** Start of Information shown **

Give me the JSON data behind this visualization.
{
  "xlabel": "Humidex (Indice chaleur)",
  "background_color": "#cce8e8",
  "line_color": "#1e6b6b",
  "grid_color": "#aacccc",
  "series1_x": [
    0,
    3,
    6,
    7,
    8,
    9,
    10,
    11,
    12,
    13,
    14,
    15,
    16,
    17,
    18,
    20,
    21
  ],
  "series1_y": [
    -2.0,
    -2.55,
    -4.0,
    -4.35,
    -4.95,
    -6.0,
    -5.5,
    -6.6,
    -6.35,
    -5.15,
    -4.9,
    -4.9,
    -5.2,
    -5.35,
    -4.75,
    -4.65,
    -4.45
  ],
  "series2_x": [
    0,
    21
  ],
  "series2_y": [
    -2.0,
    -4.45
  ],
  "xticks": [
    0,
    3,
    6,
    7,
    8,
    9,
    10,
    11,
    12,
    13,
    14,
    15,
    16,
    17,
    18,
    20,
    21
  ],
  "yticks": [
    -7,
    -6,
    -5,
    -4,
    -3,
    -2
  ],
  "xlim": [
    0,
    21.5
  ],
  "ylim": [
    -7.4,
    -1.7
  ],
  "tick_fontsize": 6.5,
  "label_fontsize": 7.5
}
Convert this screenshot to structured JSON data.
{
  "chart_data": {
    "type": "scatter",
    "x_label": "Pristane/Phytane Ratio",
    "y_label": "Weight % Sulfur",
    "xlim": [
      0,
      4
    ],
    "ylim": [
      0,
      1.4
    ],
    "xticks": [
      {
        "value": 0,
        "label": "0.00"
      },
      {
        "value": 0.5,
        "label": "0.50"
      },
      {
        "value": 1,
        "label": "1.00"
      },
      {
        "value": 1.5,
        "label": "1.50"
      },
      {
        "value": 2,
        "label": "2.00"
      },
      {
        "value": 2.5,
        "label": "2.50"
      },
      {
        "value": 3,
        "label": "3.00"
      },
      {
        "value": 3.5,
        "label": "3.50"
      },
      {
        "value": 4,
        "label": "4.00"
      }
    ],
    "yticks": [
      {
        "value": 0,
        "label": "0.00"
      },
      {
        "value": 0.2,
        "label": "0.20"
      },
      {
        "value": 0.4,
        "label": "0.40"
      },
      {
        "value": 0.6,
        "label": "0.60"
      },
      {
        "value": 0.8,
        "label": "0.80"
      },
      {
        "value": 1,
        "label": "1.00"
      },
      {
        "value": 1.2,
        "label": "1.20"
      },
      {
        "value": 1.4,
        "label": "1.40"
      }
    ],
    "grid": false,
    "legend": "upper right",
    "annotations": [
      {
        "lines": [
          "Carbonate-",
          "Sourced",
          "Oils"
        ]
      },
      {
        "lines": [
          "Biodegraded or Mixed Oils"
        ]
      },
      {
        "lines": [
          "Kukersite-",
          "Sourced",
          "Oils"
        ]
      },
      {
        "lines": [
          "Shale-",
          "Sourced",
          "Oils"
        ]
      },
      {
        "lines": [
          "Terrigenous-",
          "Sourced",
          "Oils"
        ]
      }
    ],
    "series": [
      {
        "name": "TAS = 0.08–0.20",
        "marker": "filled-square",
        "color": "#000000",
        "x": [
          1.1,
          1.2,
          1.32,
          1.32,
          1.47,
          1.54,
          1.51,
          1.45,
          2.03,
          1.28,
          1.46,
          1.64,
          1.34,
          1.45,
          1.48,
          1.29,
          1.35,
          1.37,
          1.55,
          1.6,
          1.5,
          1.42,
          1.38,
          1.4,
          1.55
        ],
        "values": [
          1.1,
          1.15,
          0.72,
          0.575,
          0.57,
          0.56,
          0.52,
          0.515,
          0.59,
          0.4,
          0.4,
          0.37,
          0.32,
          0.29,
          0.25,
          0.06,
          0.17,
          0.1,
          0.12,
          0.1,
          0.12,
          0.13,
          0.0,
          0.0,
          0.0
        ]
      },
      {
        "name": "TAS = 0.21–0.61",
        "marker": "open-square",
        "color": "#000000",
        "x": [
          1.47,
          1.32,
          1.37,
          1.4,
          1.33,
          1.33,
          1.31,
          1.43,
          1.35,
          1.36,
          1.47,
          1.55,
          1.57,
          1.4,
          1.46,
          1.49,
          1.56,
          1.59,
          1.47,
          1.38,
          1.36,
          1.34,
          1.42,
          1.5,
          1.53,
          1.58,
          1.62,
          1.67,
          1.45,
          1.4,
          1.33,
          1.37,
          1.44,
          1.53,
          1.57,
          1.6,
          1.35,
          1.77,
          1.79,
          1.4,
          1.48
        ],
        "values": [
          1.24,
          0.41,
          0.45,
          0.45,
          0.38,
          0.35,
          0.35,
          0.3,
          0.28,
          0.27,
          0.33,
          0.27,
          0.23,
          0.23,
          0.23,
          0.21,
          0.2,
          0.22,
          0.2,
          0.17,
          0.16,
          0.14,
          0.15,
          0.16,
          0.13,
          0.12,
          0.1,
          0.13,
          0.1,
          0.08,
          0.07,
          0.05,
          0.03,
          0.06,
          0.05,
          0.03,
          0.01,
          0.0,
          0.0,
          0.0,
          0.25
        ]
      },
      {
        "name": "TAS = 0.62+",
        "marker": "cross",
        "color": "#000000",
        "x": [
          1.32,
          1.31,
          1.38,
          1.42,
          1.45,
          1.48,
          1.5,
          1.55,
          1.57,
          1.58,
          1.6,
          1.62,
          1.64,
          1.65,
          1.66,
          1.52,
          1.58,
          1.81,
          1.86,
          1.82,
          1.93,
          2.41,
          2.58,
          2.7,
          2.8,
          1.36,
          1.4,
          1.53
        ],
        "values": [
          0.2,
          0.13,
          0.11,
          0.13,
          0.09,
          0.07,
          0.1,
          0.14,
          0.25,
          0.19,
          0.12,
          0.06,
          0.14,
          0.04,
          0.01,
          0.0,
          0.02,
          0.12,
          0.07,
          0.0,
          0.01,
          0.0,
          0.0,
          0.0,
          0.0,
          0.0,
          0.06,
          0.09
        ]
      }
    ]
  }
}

** End of Information shown **

- Set problem
Retype the listing exactly, in full.

- Solution to the problem
Give me the JSON data behind this visualization.
{
  "xlabel": "Humidex (Indice chaleur)",
  "background_color": "#cce8e8",
  "line_color": "#1e6b6b",
  "grid_color": "#aacccc",
  "series1_x": [
    0,
    3,
    6,
    7,
    8,
    9,
    10,
    11,
    12,
    13,
    14,
    15,
    16,
    17,
    18,
    20,
    21
  ],
  "series1_y": [
    -2.0,
    -2.55,
    -4.0,
    -4.35,
    -4.95,
    -6.0,
    -5.5,
    -6.6,
    -6.35,
    -5.15,
    -4.9,
    -4.9,
    -5.2,
    -5.35,
    -4.75,
    -4.65,
    -4.45
  ],
  "series2_x": [
    0,
    21
  ],
  "series2_y": [
    -2.0,
    -4.45
  ],
  "xticks": [
    0,
    3,
    6,
    7,
    8,
    9,
    10,
    11,
    12,
    13,
    14,
    15,
    16,
    17,
    18,
    20,
    21
  ],
  "yticks": [
    -7,
    -6,
    -5,
    -4,
    -3,
    -2
  ],
  "xlim": [
    0,
    21.5
  ],
  "ylim": [
    -7.4,
    -1.7
  ],
  "tick_fontsize": 6.5,
  "label_fontsize": 7.5
}
Convert this screenshot to structured JSON data.
{
  "chart_data": {
    "type": "scatter",
    "x_label": "Pristane/Phytane Ratio",
    "y_label": "Weight % Sulfur",
    "xlim": [
      0,
      4
    ],
    "ylim": [
      0,
      1.4
    ],
    "xticks": [
      {
        "value": 0,
        "label": "0.00"
      },
      {
        "value": 0.5,
        "label": "0.50"
      },
      {
        "value": 1,
        "label": "1.00"
      },
      {
        "value": 1.5,
        "label": "1.50"
      },
      {
        "value": 2,
        "label": "2.00"
      },
      {
        "value": 2.5,
        "label": "2.50"
      },
      {
        "value": 3,
        "label": "3.00"
      },
      {
        "value": 3.5,
        "label": "3.50"
      },
      {
        "value": 4,
        "label": "4.00"
      }
    ],
    "yticks": [
      {
        "value": 0,
        "label": "0.00"
      },
      {
        "value": 0.2,
        "label": "0.20"
      },
      {
        "value": 0.4,
        "label": "0.40"
      },
      {
        "value": 0.6,
        "label": "0.60"
      },
      {
        "value": 0.8,
        "label": "0.80"
      },
      {
        "value": 1,
        "label": "1.00"
      },
      {
        "value": 1.2,
        "label": "1.20"
      },
      {
        "value": 1.4,
        "label": "1.40"
      }
    ],
    "grid": false,
    "legend": "upper right",
    "annotations": [
      {
        "lines": [
          "Carbonate-",
          "Sourced",
          "Oils"
        ]
      },
      {
        "lines": [
          "Biodegraded or Mixed Oils"
        ]
      },
      {
        "lines": [
          "Kukersite-",
          "Sourced",
          "Oils"
        ]
      },
      {
        "lines": [
          "Shale-",
          "Sourced",
          "Oils"
        ]
      },
      {
        "lines": [
          "Terrigenous-",
          "Sourced",
          "Oils"
        ]
      }
    ],
    "series": [
      {
        "name": "TAS = 0.08–0.20",
        "marker": "filled-square",
        "color": "#000000",
        "x": [
          1.1,
          1.2,
          1.32,
          1.32,
          1.47,
          1.54,
          1.51,
          1.45,
          2.03,
          1.28,
          1.46,
          1.64,
          1.34,
          1.45,
          1.48,
          1.29,
          1.35,
          1.37,
          1.55,
          1.6,
          1.5,
          1.42,
          1.38,
          1.4,
          1.55
        ],
        "values": [
          1.1,
          1.15,
          0.72,
          0.575,
          0.57,
          0.56,
          0.52,
          0.515,
          0.59,
          0.4,
          0.4,
          0.37,
          0.32,
          0.29,
          0.25,
          0.06,
          0.17,
          0.1,
          0.12,
          0.1,
          0.12,
          0.13,
          0.0,
          0.0,
          0.0
        ]
      },
      {
        "name": "TAS = 0.21–0.61",
        "marker": "open-square",
        "color": "#000000",
        "x": [
          1.47,
          1.32,
          1.37,
          1.4,
          1.33,
          1.33,
          1.31,
          1.43,
          1.35,
          1.36,
          1.47,
          1.55,
          1.57,
          1.4,
          1.46,
          1.49,
          1.56,
          1.59,
          1.47,
          1.38,
          1.36,
          1.34,
          1.42,
          1.5,
          1.53,
          1.58,
          1.62,
          1.67,
          1.45,
          1.4,
          1.33,
          1.37,
          1.44,
          1.53,
          1.57,
          1.6,
          1.35,
          1.77,
          1.79,
          1.4,
          1.48
        ],
        "values": [
          1.24,
          0.41,
          0.45,
          0.45,
          0.38,
          0.35,
          0.35,
          0.3,
          0.28,
          0.27,
          0.33,
          0.27,
          0.23,
          0.23,
          0.23,
          0.21,
          0.2,
          0.22,
          0.2,
          0.17,
          0.16,
          0.14,
          0.15,
          0.16,
          0.13,
          0.12,
          0.1,
          0.13,
          0.1,
          0.08,
          0.07,
          0.05,
          0.03,
          0.06,
          0.05,
          0.03,
          0.01,
          0.0,
          0.0,
          0.0,
          0.25
        ]
      },
      {
        "name": "TAS = 0.62+",
        "marker": "cross",
        "color": "#000000",
        "x": [
          1.32,
          1.31,
          1.38,
          1.42,
          1.45,
          1.48,
          1.5,
          1.55,
          1.57,
          1.58,
          1.6,
          1.62,
          1.64,
          1.65,
          1.66,
          1.52,
          1.58,
          1.81,
          1.86,
          1.82,
          1.93,
          2.41,
          2.58,
          2.7,
          2.8,
          1.36,
          1.4,
          1.53
        ],
        "values": [
          0.2,
          0.13,
          0.11,
          0.13,
          0.09,
          0.07,
          0.1,
          0.14,
          0.25,
          0.19,
          0.12,
          0.06,
          0.14,
          0.04,
          0.01,
          0.0,
          0.02,
          0.12,
          0.07,
          0.0,
          0.01,
          0.0,
          0.0,
          0.0,
          0.0,
          0.0,
          0.06,
          0.09
        ]
      }
    ]
  }
}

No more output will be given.